● **Exercise brief**
List every line below containing "base".

● **Records to process**
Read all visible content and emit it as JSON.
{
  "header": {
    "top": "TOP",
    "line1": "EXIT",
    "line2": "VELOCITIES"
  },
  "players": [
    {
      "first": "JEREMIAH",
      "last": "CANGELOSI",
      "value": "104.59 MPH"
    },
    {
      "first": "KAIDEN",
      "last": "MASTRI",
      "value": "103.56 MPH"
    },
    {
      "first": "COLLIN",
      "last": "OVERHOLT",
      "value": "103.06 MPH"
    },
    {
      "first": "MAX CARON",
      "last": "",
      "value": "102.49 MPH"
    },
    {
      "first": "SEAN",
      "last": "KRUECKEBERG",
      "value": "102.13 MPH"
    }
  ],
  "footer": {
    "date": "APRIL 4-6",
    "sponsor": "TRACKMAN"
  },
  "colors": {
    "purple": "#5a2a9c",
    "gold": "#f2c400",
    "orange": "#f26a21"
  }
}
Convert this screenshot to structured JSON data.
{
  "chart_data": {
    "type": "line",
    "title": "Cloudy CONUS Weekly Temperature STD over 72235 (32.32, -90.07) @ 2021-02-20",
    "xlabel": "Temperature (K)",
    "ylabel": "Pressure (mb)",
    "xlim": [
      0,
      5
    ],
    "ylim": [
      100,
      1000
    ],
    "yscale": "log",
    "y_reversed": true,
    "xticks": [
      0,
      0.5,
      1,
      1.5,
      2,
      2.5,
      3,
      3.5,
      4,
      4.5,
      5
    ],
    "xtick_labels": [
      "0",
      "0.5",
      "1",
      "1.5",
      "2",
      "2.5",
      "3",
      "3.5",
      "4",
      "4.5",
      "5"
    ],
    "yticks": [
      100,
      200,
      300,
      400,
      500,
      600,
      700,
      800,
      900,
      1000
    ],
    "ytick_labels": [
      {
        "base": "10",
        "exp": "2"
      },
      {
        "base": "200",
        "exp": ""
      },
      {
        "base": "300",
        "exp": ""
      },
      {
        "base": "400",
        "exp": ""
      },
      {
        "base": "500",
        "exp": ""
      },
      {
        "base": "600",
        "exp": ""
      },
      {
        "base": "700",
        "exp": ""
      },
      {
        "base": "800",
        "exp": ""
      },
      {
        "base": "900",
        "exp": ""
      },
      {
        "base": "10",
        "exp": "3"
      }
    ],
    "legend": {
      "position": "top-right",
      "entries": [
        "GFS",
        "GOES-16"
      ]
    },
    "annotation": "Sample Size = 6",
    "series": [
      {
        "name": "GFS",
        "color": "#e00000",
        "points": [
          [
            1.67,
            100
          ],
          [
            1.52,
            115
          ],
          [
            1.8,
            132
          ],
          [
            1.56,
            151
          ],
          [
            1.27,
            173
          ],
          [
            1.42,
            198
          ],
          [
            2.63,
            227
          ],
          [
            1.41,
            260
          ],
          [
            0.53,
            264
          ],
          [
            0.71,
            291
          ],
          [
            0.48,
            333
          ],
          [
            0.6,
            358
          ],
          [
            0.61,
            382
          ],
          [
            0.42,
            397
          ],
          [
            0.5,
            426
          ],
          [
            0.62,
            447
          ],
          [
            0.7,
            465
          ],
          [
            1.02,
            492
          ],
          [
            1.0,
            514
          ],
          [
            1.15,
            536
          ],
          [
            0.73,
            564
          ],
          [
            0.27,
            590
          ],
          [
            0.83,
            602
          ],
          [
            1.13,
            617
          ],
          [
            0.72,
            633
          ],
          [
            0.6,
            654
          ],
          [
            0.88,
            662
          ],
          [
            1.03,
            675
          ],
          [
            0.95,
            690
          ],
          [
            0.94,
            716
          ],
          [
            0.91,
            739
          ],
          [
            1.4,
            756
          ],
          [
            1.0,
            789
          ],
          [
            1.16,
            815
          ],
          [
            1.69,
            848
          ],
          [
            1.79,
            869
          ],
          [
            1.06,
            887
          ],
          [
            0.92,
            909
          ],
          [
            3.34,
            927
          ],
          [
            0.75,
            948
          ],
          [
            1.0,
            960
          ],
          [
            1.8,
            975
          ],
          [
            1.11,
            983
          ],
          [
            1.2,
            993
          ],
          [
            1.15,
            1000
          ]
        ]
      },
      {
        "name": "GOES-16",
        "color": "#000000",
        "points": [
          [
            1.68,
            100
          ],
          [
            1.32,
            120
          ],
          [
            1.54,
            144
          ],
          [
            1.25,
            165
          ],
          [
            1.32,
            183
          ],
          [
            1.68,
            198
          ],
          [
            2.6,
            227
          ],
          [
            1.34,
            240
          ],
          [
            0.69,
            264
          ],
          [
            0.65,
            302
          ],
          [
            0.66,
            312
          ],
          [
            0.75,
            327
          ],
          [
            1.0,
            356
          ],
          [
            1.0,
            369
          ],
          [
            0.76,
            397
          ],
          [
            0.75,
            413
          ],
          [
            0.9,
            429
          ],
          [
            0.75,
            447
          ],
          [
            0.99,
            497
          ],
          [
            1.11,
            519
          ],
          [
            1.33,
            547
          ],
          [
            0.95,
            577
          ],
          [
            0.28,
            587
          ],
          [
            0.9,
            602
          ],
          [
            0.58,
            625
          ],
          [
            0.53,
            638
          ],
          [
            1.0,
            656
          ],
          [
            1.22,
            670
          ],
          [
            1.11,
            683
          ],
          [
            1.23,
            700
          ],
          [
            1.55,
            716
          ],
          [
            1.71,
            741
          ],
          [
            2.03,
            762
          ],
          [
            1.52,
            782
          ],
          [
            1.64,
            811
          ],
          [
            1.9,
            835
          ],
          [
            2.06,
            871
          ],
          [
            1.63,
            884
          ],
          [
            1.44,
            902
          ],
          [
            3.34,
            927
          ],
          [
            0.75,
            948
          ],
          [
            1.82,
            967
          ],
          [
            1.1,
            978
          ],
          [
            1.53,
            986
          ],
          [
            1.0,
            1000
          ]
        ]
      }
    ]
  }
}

● **Exercise answer**
        "base": "10",
        "base": "200",
        "base": "300",
        "base": "400",
        "base": "500",
        "base": "600",
        "base": "700",
        "base": "800",
        "base": "900",
        "base": "10",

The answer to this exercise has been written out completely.